» Description of the task
Return the records word for word. Any pictures in them are not part of the copy.

Collection entries:
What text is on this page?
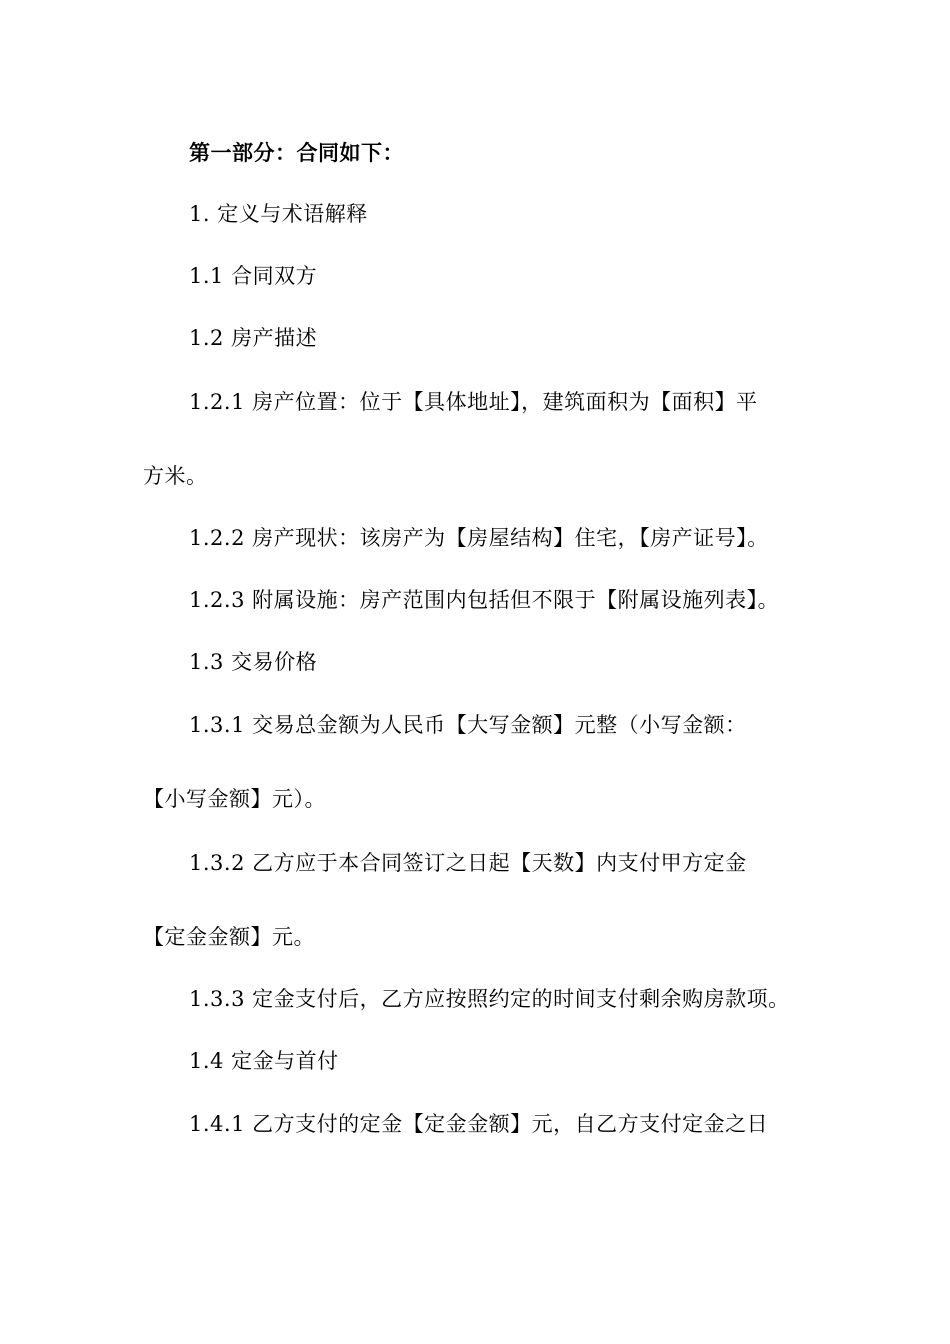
第一部分：合同如下：
1. 定义与术语解释
1.1 合同双方
1.2 房产描述
1.2.1 房产位置：位于【具体地址】，建筑面积为【面积】平
方米。
1.2.2 房产现状：该房产为【房屋结构】住宅，【房产证号】。
1.2.3 附属设施：房产范围内包括但不限于【附属设施列表】。
1.3 交易价格
1.3.1 交易总金额为人民币【大写金额】元整（小写金额：
【小写金额】元）。
1.3.2 乙方应于本合同签订之日起【天数】内支付甲方定金
【定金金额】元。
1.3.3 定金支付后，乙方应按照约定的时间支付剩余购房款项。
1.4 定金与首付
1.4.1 乙方支付的定金【定金金额】元，自乙方支付定金之日
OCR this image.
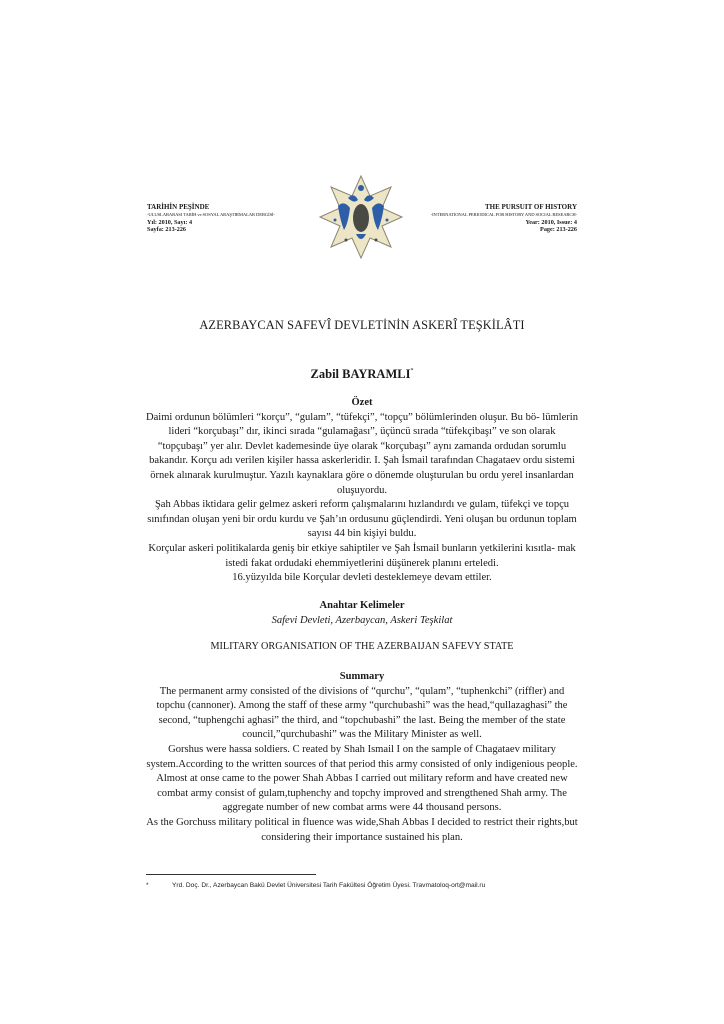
TARİHİN PEŞİNDE
-ULUSLARARASI TARİH ve SOSYAL ARAŞTIRMALAR DERGİSİ-
Yıl: 2010, Sayı: 4
Sayfa: 213-226
THE PURSUIT OF HISTORY
-INTERNATIONAL PERIODICAL FOR HISTORY AND SOCIAL RESEARCH-
Year: 2010, Issue: 4
Page: 213-226
AZERBAYCAN SAFEVÎ DEVLETİNİN ASKERÎ TEŞKİLÂTI
Zabil BAYRAMLI*

Özet

Daimi ordunun bölümleri “korçu”, “gulam”, “tüfekçi”, “topçu” bölümlerinden oluşur. Bu bö- lümlerin lideri “korçubaşı” dır, ikinci sırada “gulamağası”, üçüncü sırada “tüfekçibaşı” ve son olarak “topçubaşı” yer alır. Devlet kademesinde üye olarak “korçubaşı” aynı zamanda ordudan sorumlu bakandır. Korçu adı verilen kişiler hassa askerleridir. I. Şah İsmail tarafından Chagataev ordu sistemi örnek alınarak kurulmuştur. Yazılı kaynaklara göre o dönemde oluşturulan bu ordu yerel insanlardan oluşuyordu.

Şah Abbas iktidara gelir gelmez askeri reform çalışmalarını hızlandırdı ve gulam, tüfekçi ve topçu sınıfından oluşan yeni bir ordu kurdu ve Şah’ın ordusunu güçlendirdi. Yeni oluşan bu ordunun toplam sayısı 44 bin kişiyi buldu.

Korçular askeri politikalarda geniş bir etkiye sahiptiler ve Şah İsmail bunların yetkilerini kısıtla- mak istedi fakat ordudaki ehemmiyetlerini düşünerek planını erteledi.

16.yüzyılda bile Korçular devleti desteklemeye devam ettiler.

Anahtar Kelimeler

Safevi Devleti, Azerbaycan, Askeri Teşkilat

MILITARY ORGANISATION OF THE AZERBAIJAN SAFEVY STATE

Summary

The permanent army consisted of the divisions of “qurchu”, “qulam”, “tuphenkchi” (riffler) and topchu (cannoner). Among the staff of these army “qurchubashi” was the head,“qullazaghasi” the second, “tuphengchi aghasi” the third, and “topchubashi” the last. Being the member of the state council,”qurchubashi” was the Military Minister as well.

Gorshus were hassa soldiers. C reated by Shah Ismail I on the sample of Chagataev military system.According to the written sources of that period this army consisted of only indigenious people.

Almost at onse came to the power Shah Abbas I carried out military reform and have created new combat army consist of gulam,tuphenchy and topchy improved and strengthened Shah army. The aggregate number of new combat arms were 44 thousand persons.

As the Gorchuss military political in fluence was wide,Shah Abbas I decided to restrict their rights,but considering their importance sustained his plan.

*	Yrd. Doç. Dr., Azerbaycan Bakü Devlet Üniversitesi Tarih Fakültesi Öğretim Üyesi. Travmatoloq-ort@mail.ru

» Reply
What text is on this page?
第一部分：合同如下：
1. 定义与术语解释
1.1 合同双方
1.2 房产描述
1.2.1 房产位置：位于【具体地址】，建筑面积为【面积】平
方米。
1.2.2 房产现状：该房产为【房屋结构】住宅，【房产证号】。
1.2.3 附属设施：房产范围内包括但不限于【附属设施列表】。
1.3 交易价格
1.3.1 交易总金额为人民币【大写金额】元整（小写金额：
【小写金额】元）。
1.3.2 乙方应于本合同签订之日起【天数】内支付甲方定金
【定金金额】元。
1.3.3 定金支付后，乙方应按照约定的时间支付剩余购房款项。
1.4 定金与首付
1.4.1 乙方支付的定金【定金金额】元，自乙方支付定金之日
OCR this image.
TARİHİN PEŞİNDE
-ULUSLARARASI TARİH ve SOSYAL ARAŞTIRMALAR DERGİSİ-
Yıl: 2010, Sayı: 4
Sayfa: 213-226
THE PURSUIT OF HISTORY
-INTERNATIONAL PERIODICAL FOR HISTORY AND SOCIAL RESEARCH-
Year: 2010, Issue: 4
Page: 213-226
AZERBAYCAN SAFEVÎ DEVLETİNİN ASKERÎ TEŞKİLÂTI
Zabil BAYRAMLI*

Özet

Daimi ordunun bölümleri “korçu”, “gulam”, “tüfekçi”, “topçu” bölümlerinden oluşur. Bu bö- lümlerin lideri “korçubaşı” dır, ikinci sırada “gulamağası”, üçüncü sırada “tüfekçibaşı” ve son olarak “topçubaşı” yer alır. Devlet kademesinde üye olarak “korçubaşı” aynı zamanda ordudan sorumlu bakandır. Korçu adı verilen kişiler hassa askerleridir. I. Şah İsmail tarafından Chagataev ordu sistemi örnek alınarak kurulmuştur. Yazılı kaynaklara göre o dönemde oluşturulan bu ordu yerel insanlardan oluşuyordu.

Şah Abbas iktidara gelir gelmez askeri reform çalışmalarını hızlandırdı ve gulam, tüfekçi ve topçu sınıfından oluşan yeni bir ordu kurdu ve Şah’ın ordusunu güçlendirdi. Yeni oluşan bu ordunun toplam sayısı 44 bin kişiyi buldu.

Korçular askeri politikalarda geniş bir etkiye sahiptiler ve Şah İsmail bunların yetkilerini kısıtla- mak istedi fakat ordudaki ehemmiyetlerini düşünerek planını erteledi.

16.yüzyılda bile Korçular devleti desteklemeye devam ettiler.

Anahtar Kelimeler

Safevi Devleti, Azerbaycan, Askeri Teşkilat

MILITARY ORGANISATION OF THE AZERBAIJAN SAFEVY STATE

Summary

The permanent army consisted of the divisions of “qurchu”, “qulam”, “tuphenkchi” (riffler) and topchu (cannoner). Among the staff of these army “qurchubashi” was the head,“qullazaghasi” the second, “tuphengchi aghasi” the third, and “topchubashi” the last. Being the member of the state council,”qurchubashi” was the Military Minister as well.

Gorshus were hassa soldiers. C reated by Shah Ismail I on the sample of Chagataev military system.According to the written sources of that period this army consisted of only indigenious people.

Almost at onse came to the power Shah Abbas I carried out military reform and have created new combat army consist of gulam,tuphenchy and topchy improved and strengthened Shah army. The aggregate number of new combat arms were 44 thousand persons.

As the Gorchuss military political in fluence was wide,Shah Abbas I decided to restrict their rights,but considering their importance sustained his plan.

*	Yrd. Doç. Dr., Azerbaycan Bakü Devlet Üniversitesi Tarih Fakültesi Öğretim Üyesi. Travmatoloq-ort@mail.ru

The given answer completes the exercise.